## What you need to do
Check every line of the entries below for the word "color", and copy the ones that have it.

## Supplied information
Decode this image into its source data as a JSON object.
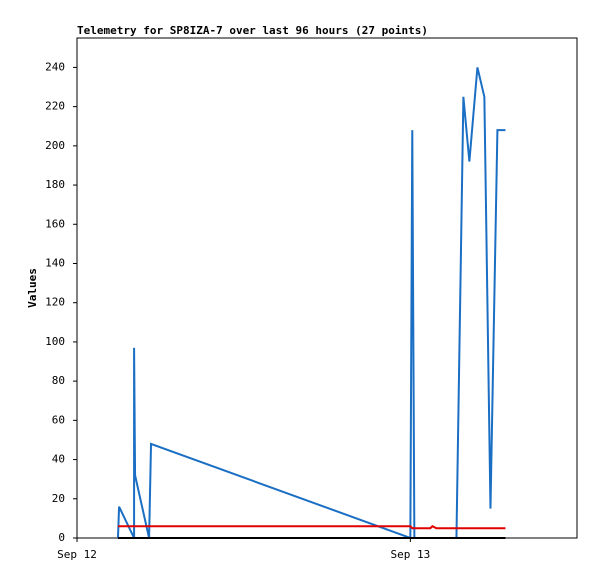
{
  "chart_data": {
    "type": "line",
    "title": "Telemetry for SP8IZA-7 over last 96 hours (27 points)",
    "y_label": "Values",
    "xlim": [
      0,
      36
    ],
    "xticks": [
      {
        "value": 0,
        "label": "Sep 12"
      },
      {
        "value": 24,
        "label": "Sep 13"
      }
    ],
    "ylim": [
      0,
      255
    ],
    "yticks": [
      0,
      20,
      40,
      60,
      80,
      100,
      120,
      140,
      160,
      180,
      200,
      220,
      240
    ],
    "grid": false,
    "series": [
      {
        "color": "#1a6fc4",
        "x": [
          2.95,
          3.03,
          4.11,
          4.11,
          4.18,
          5.19,
          5.33,
          24.0,
          24.14,
          24.29,
          27.32,
          27.82,
          28.25,
          28.83,
          29.33,
          29.77,
          30.27,
          30.85
        ],
        "values": [
          0,
          16,
          0,
          97,
          32,
          0,
          48,
          0,
          208,
          0,
          0,
          225,
          192,
          240,
          225,
          15,
          208,
          208
        ]
      },
      {
        "color": "#e00000",
        "x": [
          2.95,
          24.0,
          24.14,
          25.44,
          25.59,
          25.87,
          30.85
        ],
        "values": [
          6,
          6,
          5,
          5,
          6,
          5,
          5
        ]
      },
      {
        "color": "#000000",
        "x": [
          2.95,
          30.85
        ],
        "values": [
          0,
          0
        ]
      }
    ]
  }
}
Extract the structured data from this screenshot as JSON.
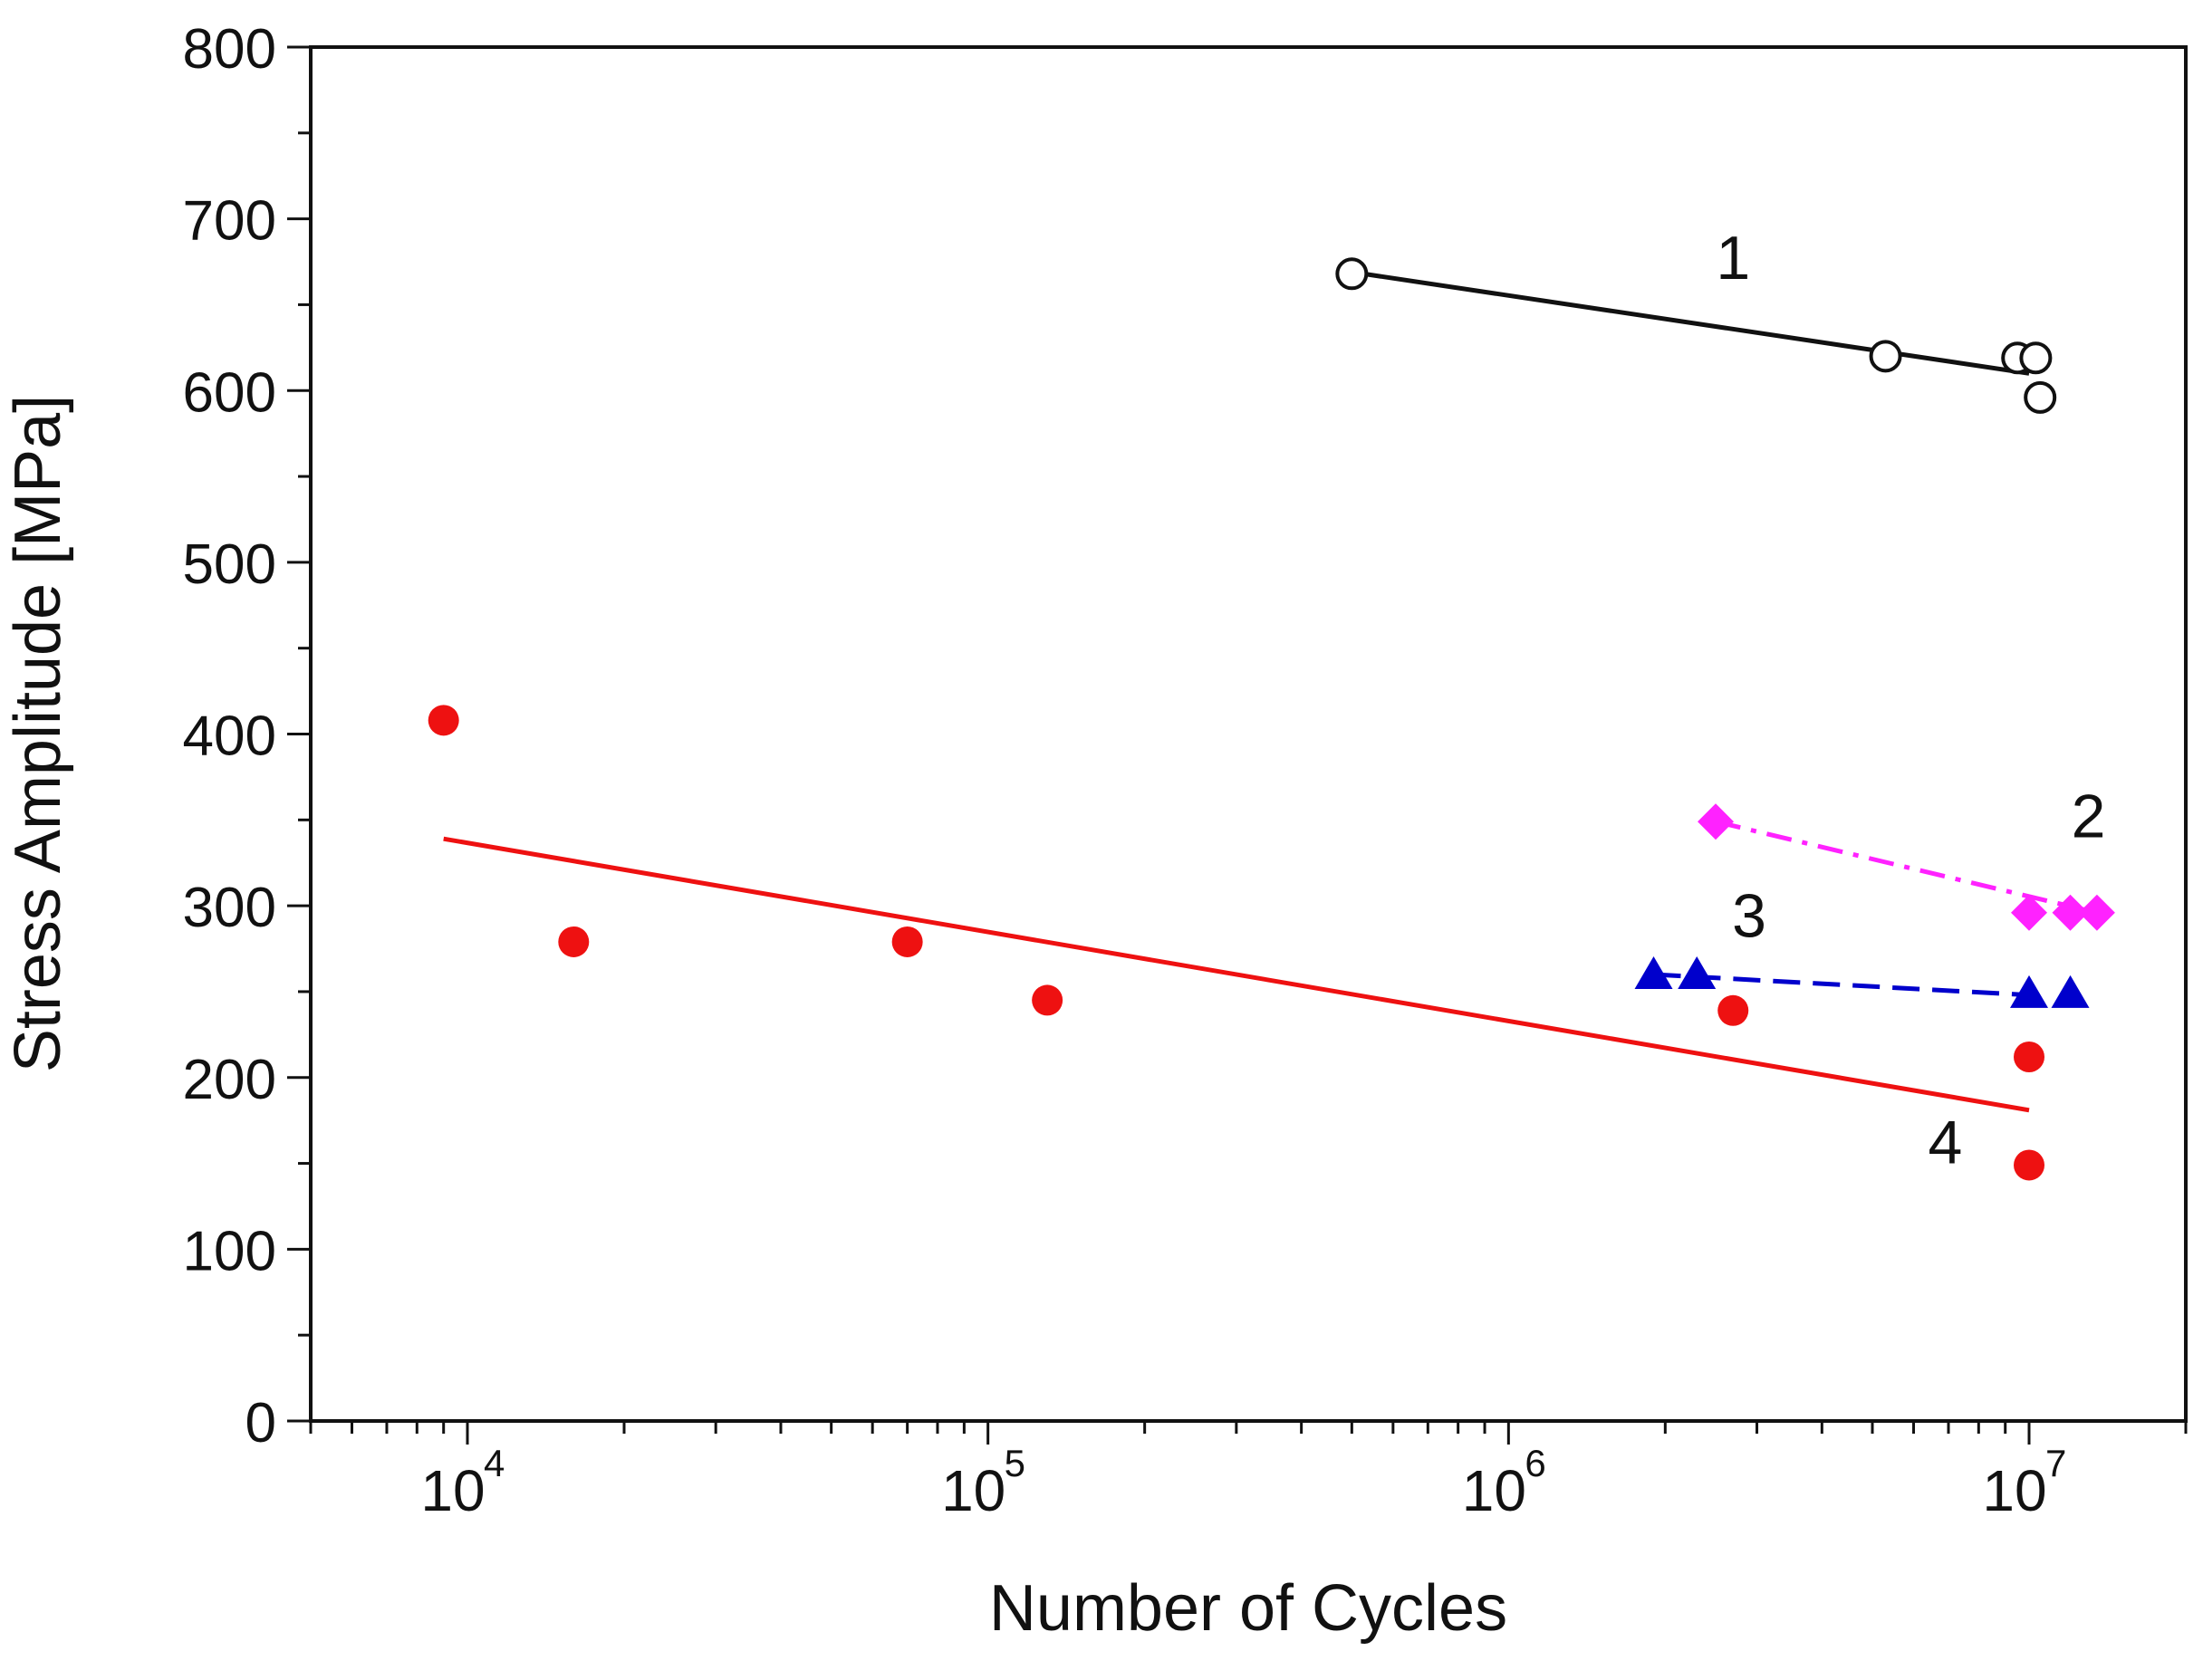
{
  "chart_data": {
    "type": "scatter",
    "xlabel": "Number of Cycles",
    "ylabel": "Stress Amplitude [MPa]",
    "x_scale": "log",
    "xlim": [
      5000,
      20000000
    ],
    "ylim": [
      0,
      800
    ],
    "y_ticks": [
      0,
      100,
      200,
      300,
      400,
      500,
      600,
      700,
      800
    ],
    "y_tick_labels": [
      "0",
      "100",
      "200",
      "300",
      "400",
      "500",
      "600",
      "700",
      "800"
    ],
    "x_ticks": [
      10000,
      100000,
      1000000,
      10000000
    ],
    "x_tick_labels": [
      {
        "base": "10",
        "exp": "4"
      },
      {
        "base": "10",
        "exp": "5"
      },
      {
        "base": "10",
        "exp": "6"
      },
      {
        "base": "10",
        "exp": "7"
      }
    ],
    "grid": false,
    "legend": "none",
    "series": [
      {
        "label": "1",
        "color": "#111111",
        "marker": "open-circle",
        "line_style": "solid",
        "points": [
          [
            500000,
            668
          ],
          [
            5300000,
            620
          ],
          [
            9500000,
            619
          ],
          [
            10300000,
            619
          ],
          [
            10500000,
            596
          ]
        ],
        "fit": [
          [
            500000,
            669
          ],
          [
            10000000,
            610
          ]
        ],
        "label_at": [
          2700000,
          665
        ]
      },
      {
        "label": "2",
        "color": "#ff22ff",
        "marker": "filled-diamond",
        "line_style": "dash-dot",
        "points": [
          [
            2500000,
            349
          ],
          [
            10000000,
            296
          ],
          [
            12000000,
            296
          ],
          [
            13500000,
            296
          ]
        ],
        "fit": [
          [
            2500000,
            349
          ],
          [
            13500000,
            296
          ]
        ],
        "label_at": [
          13000000,
          340
        ]
      },
      {
        "label": "3",
        "color": "#0000cc",
        "marker": "filled-triangle",
        "line_style": "dashed",
        "points": [
          [
            1900000,
            260
          ],
          [
            2300000,
            260
          ],
          [
            10000000,
            249
          ],
          [
            12000000,
            249
          ]
        ],
        "fit": [
          [
            1900000,
            260
          ],
          [
            10000000,
            248
          ]
        ],
        "label_at": [
          2900000,
          282
        ]
      },
      {
        "label": "4",
        "color": "#ee1111",
        "marker": "filled-circle",
        "line_style": "solid",
        "points": [
          [
            9000,
            408
          ],
          [
            16000,
            279
          ],
          [
            70000,
            279
          ],
          [
            130000,
            245
          ],
          [
            2700000,
            239
          ],
          [
            10000000,
            212
          ],
          [
            10000000,
            149
          ]
        ],
        "fit": [
          [
            9000,
            339
          ],
          [
            10000000,
            181
          ]
        ],
        "label_at": [
          6900000,
          150
        ]
      }
    ]
  }
}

## Solution
        "color": "#1a6fc4",
        "color": "#e00000",
        "color": "#000000",
        "color": "#111111",
        "color": "#ff22ff",
        "color": "#0000cc",
        "color": "#ee1111",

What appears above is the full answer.